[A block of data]
-=-=-

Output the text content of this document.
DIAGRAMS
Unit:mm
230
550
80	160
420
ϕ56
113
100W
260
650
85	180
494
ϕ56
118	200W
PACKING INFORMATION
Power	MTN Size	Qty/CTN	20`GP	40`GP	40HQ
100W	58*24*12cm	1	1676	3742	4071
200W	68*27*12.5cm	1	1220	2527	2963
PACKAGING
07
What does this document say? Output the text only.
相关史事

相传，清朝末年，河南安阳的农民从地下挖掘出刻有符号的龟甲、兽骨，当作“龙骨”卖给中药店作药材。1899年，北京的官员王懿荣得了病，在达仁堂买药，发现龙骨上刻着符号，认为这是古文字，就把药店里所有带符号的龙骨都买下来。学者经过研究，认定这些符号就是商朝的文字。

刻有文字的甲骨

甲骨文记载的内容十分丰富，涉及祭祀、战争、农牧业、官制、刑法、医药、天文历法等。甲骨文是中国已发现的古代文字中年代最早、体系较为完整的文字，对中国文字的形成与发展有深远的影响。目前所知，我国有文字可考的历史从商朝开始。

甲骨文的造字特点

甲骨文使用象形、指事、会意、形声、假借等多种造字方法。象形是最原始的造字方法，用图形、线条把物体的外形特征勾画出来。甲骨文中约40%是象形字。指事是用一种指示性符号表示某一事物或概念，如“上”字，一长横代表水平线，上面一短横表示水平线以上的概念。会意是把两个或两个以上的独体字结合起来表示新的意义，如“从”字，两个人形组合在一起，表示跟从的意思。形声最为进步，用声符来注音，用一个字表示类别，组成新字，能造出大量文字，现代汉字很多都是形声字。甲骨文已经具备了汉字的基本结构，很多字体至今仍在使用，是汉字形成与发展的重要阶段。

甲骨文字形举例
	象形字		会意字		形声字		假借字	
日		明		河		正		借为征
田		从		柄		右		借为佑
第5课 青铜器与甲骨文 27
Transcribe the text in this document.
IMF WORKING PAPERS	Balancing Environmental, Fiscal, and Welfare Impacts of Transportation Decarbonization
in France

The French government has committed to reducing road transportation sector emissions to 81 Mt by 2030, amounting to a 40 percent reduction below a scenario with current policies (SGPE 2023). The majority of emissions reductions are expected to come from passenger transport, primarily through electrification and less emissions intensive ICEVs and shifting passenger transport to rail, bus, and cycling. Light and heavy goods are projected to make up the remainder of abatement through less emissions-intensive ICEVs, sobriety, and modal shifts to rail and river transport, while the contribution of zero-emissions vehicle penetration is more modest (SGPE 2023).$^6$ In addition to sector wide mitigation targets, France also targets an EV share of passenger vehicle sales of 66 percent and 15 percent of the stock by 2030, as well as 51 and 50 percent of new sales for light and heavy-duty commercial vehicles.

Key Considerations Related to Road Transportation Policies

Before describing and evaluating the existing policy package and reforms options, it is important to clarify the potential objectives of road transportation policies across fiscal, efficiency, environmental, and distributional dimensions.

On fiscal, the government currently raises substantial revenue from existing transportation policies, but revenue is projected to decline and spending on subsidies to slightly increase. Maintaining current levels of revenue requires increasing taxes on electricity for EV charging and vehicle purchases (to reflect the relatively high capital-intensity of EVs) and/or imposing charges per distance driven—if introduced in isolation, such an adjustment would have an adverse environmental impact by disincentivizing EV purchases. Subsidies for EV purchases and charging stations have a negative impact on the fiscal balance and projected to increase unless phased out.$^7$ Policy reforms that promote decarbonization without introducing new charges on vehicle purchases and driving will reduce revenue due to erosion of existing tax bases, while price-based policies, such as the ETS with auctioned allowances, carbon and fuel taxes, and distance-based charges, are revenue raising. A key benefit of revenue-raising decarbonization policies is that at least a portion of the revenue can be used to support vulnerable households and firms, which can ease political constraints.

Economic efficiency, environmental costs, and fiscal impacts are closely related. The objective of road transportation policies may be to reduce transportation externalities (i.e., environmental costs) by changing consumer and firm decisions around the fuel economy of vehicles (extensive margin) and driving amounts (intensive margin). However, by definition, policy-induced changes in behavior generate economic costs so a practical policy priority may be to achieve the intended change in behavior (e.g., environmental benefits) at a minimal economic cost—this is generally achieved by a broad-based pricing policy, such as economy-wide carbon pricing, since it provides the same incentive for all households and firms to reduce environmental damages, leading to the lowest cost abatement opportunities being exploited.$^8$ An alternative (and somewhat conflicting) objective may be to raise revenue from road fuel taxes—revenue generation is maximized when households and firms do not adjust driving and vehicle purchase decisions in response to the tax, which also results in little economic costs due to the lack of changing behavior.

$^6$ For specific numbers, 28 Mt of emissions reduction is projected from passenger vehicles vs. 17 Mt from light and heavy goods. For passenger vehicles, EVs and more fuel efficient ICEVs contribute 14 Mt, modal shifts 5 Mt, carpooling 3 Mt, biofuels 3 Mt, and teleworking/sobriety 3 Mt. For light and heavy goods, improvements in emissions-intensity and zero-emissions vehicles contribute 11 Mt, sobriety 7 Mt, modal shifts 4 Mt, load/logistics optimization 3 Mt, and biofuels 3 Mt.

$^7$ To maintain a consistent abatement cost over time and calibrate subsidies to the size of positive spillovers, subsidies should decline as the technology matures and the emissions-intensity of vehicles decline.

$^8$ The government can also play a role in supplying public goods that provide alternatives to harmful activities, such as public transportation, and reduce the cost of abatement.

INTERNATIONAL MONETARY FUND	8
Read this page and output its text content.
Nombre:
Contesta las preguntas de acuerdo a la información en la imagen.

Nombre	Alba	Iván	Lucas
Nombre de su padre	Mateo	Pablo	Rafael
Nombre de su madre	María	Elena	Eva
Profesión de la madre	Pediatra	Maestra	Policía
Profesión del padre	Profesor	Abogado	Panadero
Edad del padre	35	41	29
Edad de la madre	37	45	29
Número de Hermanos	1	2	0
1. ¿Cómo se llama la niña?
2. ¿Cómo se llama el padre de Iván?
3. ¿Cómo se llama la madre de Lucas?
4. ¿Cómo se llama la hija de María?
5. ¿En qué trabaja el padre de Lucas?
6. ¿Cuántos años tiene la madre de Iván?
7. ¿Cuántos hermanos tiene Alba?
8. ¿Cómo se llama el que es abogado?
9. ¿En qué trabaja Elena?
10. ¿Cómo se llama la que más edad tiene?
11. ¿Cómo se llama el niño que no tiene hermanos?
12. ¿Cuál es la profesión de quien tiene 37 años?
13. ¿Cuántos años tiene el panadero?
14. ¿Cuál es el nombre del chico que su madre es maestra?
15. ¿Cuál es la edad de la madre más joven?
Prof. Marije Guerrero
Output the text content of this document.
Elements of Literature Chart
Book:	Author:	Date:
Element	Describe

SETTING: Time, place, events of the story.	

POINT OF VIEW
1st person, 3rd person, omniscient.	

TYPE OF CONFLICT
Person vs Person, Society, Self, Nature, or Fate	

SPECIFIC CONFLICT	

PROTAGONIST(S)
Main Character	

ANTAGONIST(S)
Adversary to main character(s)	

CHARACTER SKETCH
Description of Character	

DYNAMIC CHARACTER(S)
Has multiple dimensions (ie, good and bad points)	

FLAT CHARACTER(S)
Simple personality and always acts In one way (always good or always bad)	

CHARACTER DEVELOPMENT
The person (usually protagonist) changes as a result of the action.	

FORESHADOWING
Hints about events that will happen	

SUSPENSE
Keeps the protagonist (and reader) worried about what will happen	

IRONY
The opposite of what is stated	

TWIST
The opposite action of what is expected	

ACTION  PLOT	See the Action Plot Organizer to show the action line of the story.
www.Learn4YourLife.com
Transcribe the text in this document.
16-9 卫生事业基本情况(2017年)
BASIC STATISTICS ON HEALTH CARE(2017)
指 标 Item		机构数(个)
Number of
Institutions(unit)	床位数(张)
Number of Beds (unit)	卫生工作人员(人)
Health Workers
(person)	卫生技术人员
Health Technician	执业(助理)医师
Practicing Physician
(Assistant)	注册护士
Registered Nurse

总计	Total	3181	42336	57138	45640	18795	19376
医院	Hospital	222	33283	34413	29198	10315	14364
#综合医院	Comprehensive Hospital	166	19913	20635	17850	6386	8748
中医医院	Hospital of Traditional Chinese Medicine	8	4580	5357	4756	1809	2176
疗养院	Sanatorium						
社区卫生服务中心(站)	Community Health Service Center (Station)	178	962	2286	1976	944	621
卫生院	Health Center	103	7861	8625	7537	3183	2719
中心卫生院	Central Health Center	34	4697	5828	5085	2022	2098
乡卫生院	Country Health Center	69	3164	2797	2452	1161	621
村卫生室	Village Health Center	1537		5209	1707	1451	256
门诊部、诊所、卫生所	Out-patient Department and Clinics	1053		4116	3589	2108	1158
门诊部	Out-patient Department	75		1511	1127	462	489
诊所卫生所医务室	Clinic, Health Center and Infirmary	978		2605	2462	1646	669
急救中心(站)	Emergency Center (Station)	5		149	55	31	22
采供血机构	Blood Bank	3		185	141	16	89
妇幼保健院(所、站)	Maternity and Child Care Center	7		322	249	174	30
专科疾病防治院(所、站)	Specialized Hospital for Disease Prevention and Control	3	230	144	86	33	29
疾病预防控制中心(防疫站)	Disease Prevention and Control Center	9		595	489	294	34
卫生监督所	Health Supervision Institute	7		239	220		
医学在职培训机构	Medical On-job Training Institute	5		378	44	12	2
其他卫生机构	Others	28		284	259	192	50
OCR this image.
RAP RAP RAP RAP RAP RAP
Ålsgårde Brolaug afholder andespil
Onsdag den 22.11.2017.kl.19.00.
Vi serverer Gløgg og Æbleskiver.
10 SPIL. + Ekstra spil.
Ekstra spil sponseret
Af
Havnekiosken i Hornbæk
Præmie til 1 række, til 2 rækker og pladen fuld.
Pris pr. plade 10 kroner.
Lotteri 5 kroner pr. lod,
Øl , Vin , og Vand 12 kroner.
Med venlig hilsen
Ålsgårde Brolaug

-=-=-

_Stated goal_: Gather up the lines containing the word "kroner" from these records and copy them.

_Reply_:
Pris pr. plade 10 kroner.
Lotteri 5 kroner pr. lod,
Øl , Vin , og Vand 12 kroner.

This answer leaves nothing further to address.